▼

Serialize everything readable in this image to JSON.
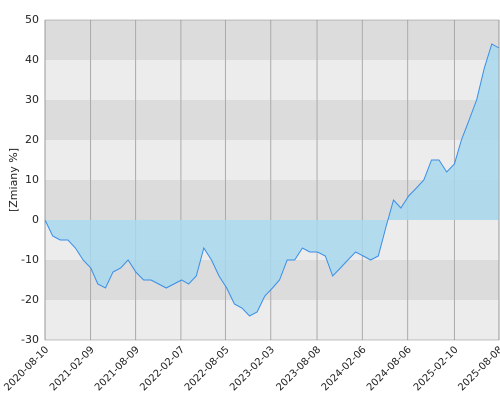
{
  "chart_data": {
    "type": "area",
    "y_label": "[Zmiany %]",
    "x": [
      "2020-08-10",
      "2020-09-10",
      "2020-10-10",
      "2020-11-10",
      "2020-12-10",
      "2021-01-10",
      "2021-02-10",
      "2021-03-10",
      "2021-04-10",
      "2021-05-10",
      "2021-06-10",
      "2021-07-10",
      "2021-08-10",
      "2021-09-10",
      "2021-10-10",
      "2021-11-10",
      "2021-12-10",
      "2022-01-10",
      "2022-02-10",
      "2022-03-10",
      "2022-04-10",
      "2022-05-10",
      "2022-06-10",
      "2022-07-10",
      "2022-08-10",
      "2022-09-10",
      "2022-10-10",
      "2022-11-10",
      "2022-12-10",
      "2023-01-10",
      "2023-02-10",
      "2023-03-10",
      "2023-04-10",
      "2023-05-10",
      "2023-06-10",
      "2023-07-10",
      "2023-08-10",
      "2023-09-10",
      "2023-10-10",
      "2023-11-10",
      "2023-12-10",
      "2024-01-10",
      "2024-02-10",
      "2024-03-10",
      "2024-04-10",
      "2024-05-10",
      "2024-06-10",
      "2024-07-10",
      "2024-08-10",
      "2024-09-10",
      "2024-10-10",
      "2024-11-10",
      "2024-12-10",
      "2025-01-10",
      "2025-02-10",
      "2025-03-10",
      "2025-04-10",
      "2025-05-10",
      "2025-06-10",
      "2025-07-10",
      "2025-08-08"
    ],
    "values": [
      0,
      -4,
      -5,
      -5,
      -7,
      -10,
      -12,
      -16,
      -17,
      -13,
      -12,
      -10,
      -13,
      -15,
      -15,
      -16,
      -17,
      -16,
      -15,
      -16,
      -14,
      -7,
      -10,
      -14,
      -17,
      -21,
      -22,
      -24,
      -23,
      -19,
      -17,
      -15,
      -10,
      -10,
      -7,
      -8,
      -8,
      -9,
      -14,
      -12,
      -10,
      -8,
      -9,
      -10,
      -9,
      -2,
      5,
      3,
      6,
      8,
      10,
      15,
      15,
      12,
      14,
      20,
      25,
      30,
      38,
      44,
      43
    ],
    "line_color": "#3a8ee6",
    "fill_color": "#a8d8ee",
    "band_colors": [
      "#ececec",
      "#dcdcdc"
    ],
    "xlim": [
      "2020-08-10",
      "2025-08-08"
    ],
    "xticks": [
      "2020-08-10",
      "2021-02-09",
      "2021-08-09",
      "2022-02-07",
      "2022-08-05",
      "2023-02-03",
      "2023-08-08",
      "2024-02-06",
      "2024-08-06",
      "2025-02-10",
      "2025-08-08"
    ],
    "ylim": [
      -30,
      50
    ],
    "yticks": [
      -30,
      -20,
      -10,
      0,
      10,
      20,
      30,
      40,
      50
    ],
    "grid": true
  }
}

▲

Repeat every record above exactly, but leave out any pictures.

Serialize everything readable in this image to JSON.
{
  "chart_data": {
    "type": "area",
    "y_label": "[Zmiany %]",
    "x": [
      "2020-08-10",
      "2020-09-10",
      "2020-10-10",
      "2020-11-10",
      "2020-12-10",
      "2021-01-10",
      "2021-02-10",
      "2021-03-10",
      "2021-04-10",
      "2021-05-10",
      "2021-06-10",
      "2021-07-10",
      "2021-08-10",
      "2021-09-10",
      "2021-10-10",
      "2021-11-10",
      "2021-12-10",
      "2022-01-10",
      "2022-02-10",
      "2022-03-10",
      "2022-04-10",
      "2022-05-10",
      "2022-06-10",
      "2022-07-10",
      "2022-08-10",
      "2022-09-10",
      "2022-10-10",
      "2022-11-10",
      "2022-12-10",
      "2023-01-10",
      "2023-02-10",
      "2023-03-10",
      "2023-04-10",
      "2023-05-10",
      "2023-06-10",
      "2023-07-10",
      "2023-08-10",
      "2023-09-10",
      "2023-10-10",
      "2023-11-10",
      "2023-12-10",
      "2024-01-10",
      "2024-02-10",
      "2024-03-10",
      "2024-04-10",
      "2024-05-10",
      "2024-06-10",
      "2024-07-10",
      "2024-08-10",
      "2024-09-10",
      "2024-10-10",
      "2024-11-10",
      "2024-12-10",
      "2025-01-10",
      "2025-02-10",
      "2025-03-10",
      "2025-04-10",
      "2025-05-10",
      "2025-06-10",
      "2025-07-10",
      "2025-08-08"
    ],
    "values": [
      0,
      -4,
      -5,
      -5,
      -7,
      -10,
      -12,
      -16,
      -17,
      -13,
      -12,
      -10,
      -13,
      -15,
      -15,
      -16,
      -17,
      -16,
      -15,
      -16,
      -14,
      -7,
      -10,
      -14,
      -17,
      -21,
      -22,
      -24,
      -23,
      -19,
      -17,
      -15,
      -10,
      -10,
      -7,
      -8,
      -8,
      -9,
      -14,
      -12,
      -10,
      -8,
      -9,
      -10,
      -9,
      -2,
      5,
      3,
      6,
      8,
      10,
      15,
      15,
      12,
      14,
      20,
      25,
      30,
      38,
      44,
      43
    ],
    "line_color": "#3a8ee6",
    "fill_color": "#a8d8ee",
    "band_colors": [
      "#ececec",
      "#dcdcdc"
    ],
    "xlim": [
      "2020-08-10",
      "2025-08-08"
    ],
    "xticks": [
      "2020-08-10",
      "2021-02-09",
      "2021-08-09",
      "2022-02-07",
      "2022-08-05",
      "2023-02-03",
      "2023-08-08",
      "2024-02-06",
      "2024-08-06",
      "2025-02-10",
      "2025-08-08"
    ],
    "ylim": [
      -30,
      50
    ],
    "yticks": [
      -30,
      -20,
      -10,
      0,
      10,
      20,
      30,
      40,
      50
    ],
    "grid": true
  }
}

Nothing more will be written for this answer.